_Dataset excerpt_.
>> Start

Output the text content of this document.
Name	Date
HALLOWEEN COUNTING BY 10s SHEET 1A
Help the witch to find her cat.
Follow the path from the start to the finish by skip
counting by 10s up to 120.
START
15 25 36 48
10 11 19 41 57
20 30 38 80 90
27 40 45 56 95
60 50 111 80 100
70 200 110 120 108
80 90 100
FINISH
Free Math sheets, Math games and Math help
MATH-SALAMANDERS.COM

>> End

_Goal_. Give all of the entries again, word for word.

_Solution_.
Output the text content of this document.
Name	Date
HALLOWEEN COUNTING BY 10s SHEET 1A
Help the witch to find her cat.
Follow the path from the start to the finish by skip
counting by 10s up to 120.
START
15 25 36 48
10 11 19 41 57
20 30 38 80 90
27 40 45 56 95
60 50 111 80 100
70 200 110 120 108
80 90 100
FINISH
Free Math sheets, Math games and Math help
MATH-SALAMANDERS.COM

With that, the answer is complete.